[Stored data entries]
[start]

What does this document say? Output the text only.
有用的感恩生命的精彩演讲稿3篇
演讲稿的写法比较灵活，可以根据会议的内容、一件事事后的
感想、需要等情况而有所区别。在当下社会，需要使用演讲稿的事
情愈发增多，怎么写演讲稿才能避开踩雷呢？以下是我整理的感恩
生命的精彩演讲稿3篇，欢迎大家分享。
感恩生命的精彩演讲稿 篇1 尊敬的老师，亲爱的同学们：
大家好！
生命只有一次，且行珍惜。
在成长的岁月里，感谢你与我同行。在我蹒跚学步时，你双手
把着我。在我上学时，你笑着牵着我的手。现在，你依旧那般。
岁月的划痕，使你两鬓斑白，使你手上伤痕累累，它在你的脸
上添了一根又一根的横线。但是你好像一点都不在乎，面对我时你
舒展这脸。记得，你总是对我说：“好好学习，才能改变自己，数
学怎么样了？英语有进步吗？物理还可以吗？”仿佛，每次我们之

[end]

#### Exercise goal
Repeat every entry exactly, please.

#### Written solution
What does this document say? Output the text only.
有用的感恩生命的精彩演讲稿3篇
演讲稿的写法比较灵活，可以根据会议的内容、一件事事后的
感想、需要等情况而有所区别。在当下社会，需要使用演讲稿的事
情愈发增多，怎么写演讲稿才能避开踩雷呢？以下是我整理的感恩
生命的精彩演讲稿3篇，欢迎大家分享。
感恩生命的精彩演讲稿 篇1 尊敬的老师，亲爱的同学们：
大家好！
生命只有一次，且行珍惜。
在成长的岁月里，感谢你与我同行。在我蹒跚学步时，你双手
把着我。在我上学时，你笑着牵着我的手。现在，你依旧那般。
岁月的划痕，使你两鬓斑白，使你手上伤痕累累，它在你的脸
上添了一根又一根的横线。但是你好像一点都不在乎，面对我时你
舒展这脸。记得，你总是对我说：“好好学习，才能改变自己，数
学怎么样了？英语有进步吗？物理还可以吗？”仿佛，每次我们之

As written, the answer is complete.